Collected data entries
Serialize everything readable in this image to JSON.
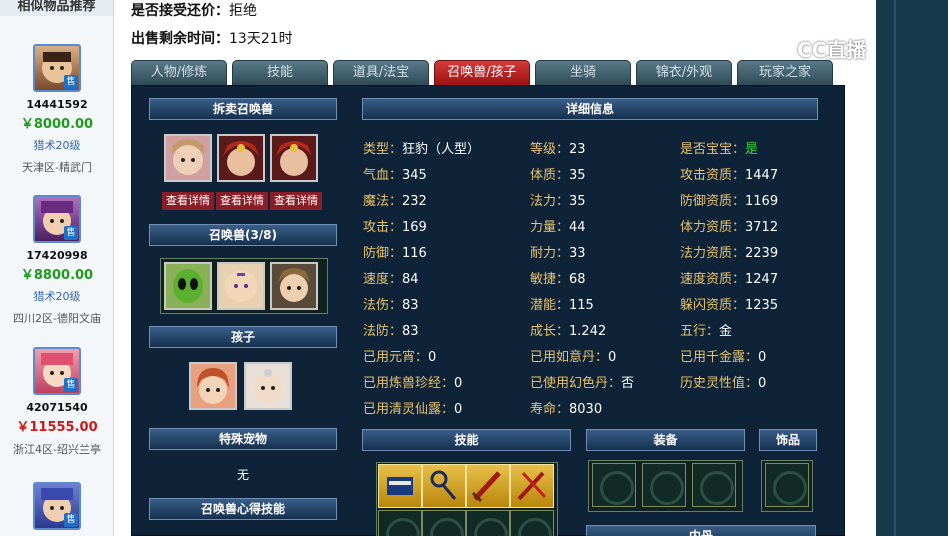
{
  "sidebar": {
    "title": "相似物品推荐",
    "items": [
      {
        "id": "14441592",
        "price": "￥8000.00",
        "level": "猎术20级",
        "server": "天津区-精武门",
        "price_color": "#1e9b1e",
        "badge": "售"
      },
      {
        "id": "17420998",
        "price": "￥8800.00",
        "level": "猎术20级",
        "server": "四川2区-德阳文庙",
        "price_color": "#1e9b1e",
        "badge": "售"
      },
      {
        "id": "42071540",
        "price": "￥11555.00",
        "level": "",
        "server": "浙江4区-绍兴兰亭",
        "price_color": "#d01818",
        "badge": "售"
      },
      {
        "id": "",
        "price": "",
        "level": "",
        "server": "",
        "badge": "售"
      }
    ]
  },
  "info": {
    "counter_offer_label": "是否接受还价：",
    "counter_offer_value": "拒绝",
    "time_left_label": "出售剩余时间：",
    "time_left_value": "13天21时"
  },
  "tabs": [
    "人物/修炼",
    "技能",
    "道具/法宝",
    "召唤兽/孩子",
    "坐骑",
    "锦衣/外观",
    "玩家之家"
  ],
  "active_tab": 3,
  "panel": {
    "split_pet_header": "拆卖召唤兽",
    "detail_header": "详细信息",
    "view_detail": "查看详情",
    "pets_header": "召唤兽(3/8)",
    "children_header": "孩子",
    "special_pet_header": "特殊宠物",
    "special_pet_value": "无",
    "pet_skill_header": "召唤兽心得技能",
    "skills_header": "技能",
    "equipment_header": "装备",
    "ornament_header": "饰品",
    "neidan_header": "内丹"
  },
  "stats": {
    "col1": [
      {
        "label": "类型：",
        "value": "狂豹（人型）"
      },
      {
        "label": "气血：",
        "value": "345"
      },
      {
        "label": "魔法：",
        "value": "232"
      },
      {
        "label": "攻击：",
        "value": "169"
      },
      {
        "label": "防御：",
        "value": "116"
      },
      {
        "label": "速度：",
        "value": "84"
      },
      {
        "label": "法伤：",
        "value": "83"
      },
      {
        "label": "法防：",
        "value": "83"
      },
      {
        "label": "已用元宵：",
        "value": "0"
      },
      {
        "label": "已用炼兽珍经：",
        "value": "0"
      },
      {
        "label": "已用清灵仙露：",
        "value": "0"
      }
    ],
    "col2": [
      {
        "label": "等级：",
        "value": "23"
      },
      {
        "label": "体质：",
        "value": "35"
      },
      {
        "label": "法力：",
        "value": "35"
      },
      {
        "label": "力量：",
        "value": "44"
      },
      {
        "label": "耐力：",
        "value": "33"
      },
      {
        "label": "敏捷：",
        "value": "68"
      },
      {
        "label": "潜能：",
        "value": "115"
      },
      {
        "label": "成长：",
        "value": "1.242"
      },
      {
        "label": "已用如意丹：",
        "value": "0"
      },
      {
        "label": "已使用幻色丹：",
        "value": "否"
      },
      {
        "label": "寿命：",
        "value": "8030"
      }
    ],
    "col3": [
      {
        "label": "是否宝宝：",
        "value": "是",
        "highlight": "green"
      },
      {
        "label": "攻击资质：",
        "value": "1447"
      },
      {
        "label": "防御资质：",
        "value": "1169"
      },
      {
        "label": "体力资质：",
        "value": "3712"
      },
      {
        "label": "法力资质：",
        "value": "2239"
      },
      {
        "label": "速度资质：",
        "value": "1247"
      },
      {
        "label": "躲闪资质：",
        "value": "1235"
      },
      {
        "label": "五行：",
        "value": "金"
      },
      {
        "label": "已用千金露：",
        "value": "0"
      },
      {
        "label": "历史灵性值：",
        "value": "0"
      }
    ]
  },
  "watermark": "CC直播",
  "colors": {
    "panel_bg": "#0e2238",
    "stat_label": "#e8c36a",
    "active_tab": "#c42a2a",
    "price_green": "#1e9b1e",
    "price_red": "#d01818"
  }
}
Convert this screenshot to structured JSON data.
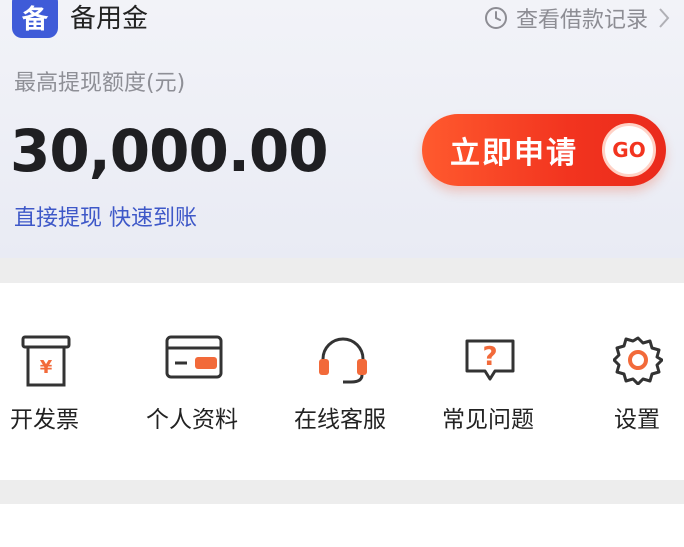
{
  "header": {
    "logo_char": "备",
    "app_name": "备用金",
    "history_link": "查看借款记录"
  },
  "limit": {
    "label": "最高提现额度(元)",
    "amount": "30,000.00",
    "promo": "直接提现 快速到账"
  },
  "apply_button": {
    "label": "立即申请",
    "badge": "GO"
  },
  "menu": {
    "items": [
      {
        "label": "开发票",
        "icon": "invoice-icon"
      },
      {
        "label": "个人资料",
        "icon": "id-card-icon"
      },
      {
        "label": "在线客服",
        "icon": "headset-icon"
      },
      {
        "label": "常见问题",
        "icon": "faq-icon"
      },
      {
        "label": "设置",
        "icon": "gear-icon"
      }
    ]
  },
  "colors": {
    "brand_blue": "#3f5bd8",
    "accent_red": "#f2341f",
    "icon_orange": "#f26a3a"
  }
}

◆ **Do this**
Transcribe every line from the records above without alteration, and leave out the images.

◆ **Correct result**
Serialize everything readable in this image to JSON.
{
  "sidebar": {
    "title": "相似物品推荐",
    "items": [
      {
        "id": "14441592",
        "price": "￥8000.00",
        "level": "猎术20级",
        "server": "天津区-精武门",
        "price_color": "#1e9b1e",
        "badge": "售"
      },
      {
        "id": "17420998",
        "price": "￥8800.00",
        "level": "猎术20级",
        "server": "四川2区-德阳文庙",
        "price_color": "#1e9b1e",
        "badge": "售"
      },
      {
        "id": "42071540",
        "price": "￥11555.00",
        "level": "",
        "server": "浙江4区-绍兴兰亭",
        "price_color": "#d01818",
        "badge": "售"
      },
      {
        "id": "",
        "price": "",
        "level": "",
        "server": "",
        "badge": "售"
      }
    ]
  },
  "info": {
    "counter_offer_label": "是否接受还价：",
    "counter_offer_value": "拒绝",
    "time_left_label": "出售剩余时间：",
    "time_left_value": "13天21时"
  },
  "tabs": [
    "人物/修炼",
    "技能",
    "道具/法宝",
    "召唤兽/孩子",
    "坐骑",
    "锦衣/外观",
    "玩家之家"
  ],
  "active_tab": 3,
  "panel": {
    "split_pet_header": "拆卖召唤兽",
    "detail_header": "详细信息",
    "view_detail": "查看详情",
    "pets_header": "召唤兽(3/8)",
    "children_header": "孩子",
    "special_pet_header": "特殊宠物",
    "special_pet_value": "无",
    "pet_skill_header": "召唤兽心得技能",
    "skills_header": "技能",
    "equipment_header": "装备",
    "ornament_header": "饰品",
    "neidan_header": "内丹"
  },
  "stats": {
    "col1": [
      {
        "label": "类型：",
        "value": "狂豹（人型）"
      },
      {
        "label": "气血：",
        "value": "345"
      },
      {
        "label": "魔法：",
        "value": "232"
      },
      {
        "label": "攻击：",
        "value": "169"
      },
      {
        "label": "防御：",
        "value": "116"
      },
      {
        "label": "速度：",
        "value": "84"
      },
      {
        "label": "法伤：",
        "value": "83"
      },
      {
        "label": "法防：",
        "value": "83"
      },
      {
        "label": "已用元宵：",
        "value": "0"
      },
      {
        "label": "已用炼兽珍经：",
        "value": "0"
      },
      {
        "label": "已用清灵仙露：",
        "value": "0"
      }
    ],
    "col2": [
      {
        "label": "等级：",
        "value": "23"
      },
      {
        "label": "体质：",
        "value": "35"
      },
      {
        "label": "法力：",
        "value": "35"
      },
      {
        "label": "力量：",
        "value": "44"
      },
      {
        "label": "耐力：",
        "value": "33"
      },
      {
        "label": "敏捷：",
        "value": "68"
      },
      {
        "label": "潜能：",
        "value": "115"
      },
      {
        "label": "成长：",
        "value": "1.242"
      },
      {
        "label": "已用如意丹：",
        "value": "0"
      },
      {
        "label": "已使用幻色丹：",
        "value": "否"
      },
      {
        "label": "寿命：",
        "value": "8030"
      }
    ],
    "col3": [
      {
        "label": "是否宝宝：",
        "value": "是",
        "highlight": "green"
      },
      {
        "label": "攻击资质：",
        "value": "1447"
      },
      {
        "label": "防御资质：",
        "value": "1169"
      },
      {
        "label": "体力资质：",
        "value": "3712"
      },
      {
        "label": "法力资质：",
        "value": "2239"
      },
      {
        "label": "速度资质：",
        "value": "1247"
      },
      {
        "label": "躲闪资质：",
        "value": "1235"
      },
      {
        "label": "五行：",
        "value": "金"
      },
      {
        "label": "已用千金露：",
        "value": "0"
      },
      {
        "label": "历史灵性值：",
        "value": "0"
      }
    ]
  },
  "watermark": "CC直播",
  "colors": {
    "panel_bg": "#0e2238",
    "stat_label": "#e8c36a",
    "active_tab": "#c42a2a",
    "price_green": "#1e9b1e",
    "price_red": "#d01818"
  }
}
Convert this screenshot to structured JSON data.
{
  "header": {
    "logo_char": "备",
    "app_name": "备用金",
    "history_link": "查看借款记录"
  },
  "limit": {
    "label": "最高提现额度(元)",
    "amount": "30,000.00",
    "promo": "直接提现 快速到账"
  },
  "apply_button": {
    "label": "立即申请",
    "badge": "GO"
  },
  "menu": {
    "items": [
      {
        "label": "开发票",
        "icon": "invoice-icon"
      },
      {
        "label": "个人资料",
        "icon": "id-card-icon"
      },
      {
        "label": "在线客服",
        "icon": "headset-icon"
      },
      {
        "label": "常见问题",
        "icon": "faq-icon"
      },
      {
        "label": "设置",
        "icon": "gear-icon"
      }
    ]
  },
  "colors": {
    "brand_blue": "#3f5bd8",
    "accent_red": "#f2341f",
    "icon_orange": "#f26a3a"
  }
}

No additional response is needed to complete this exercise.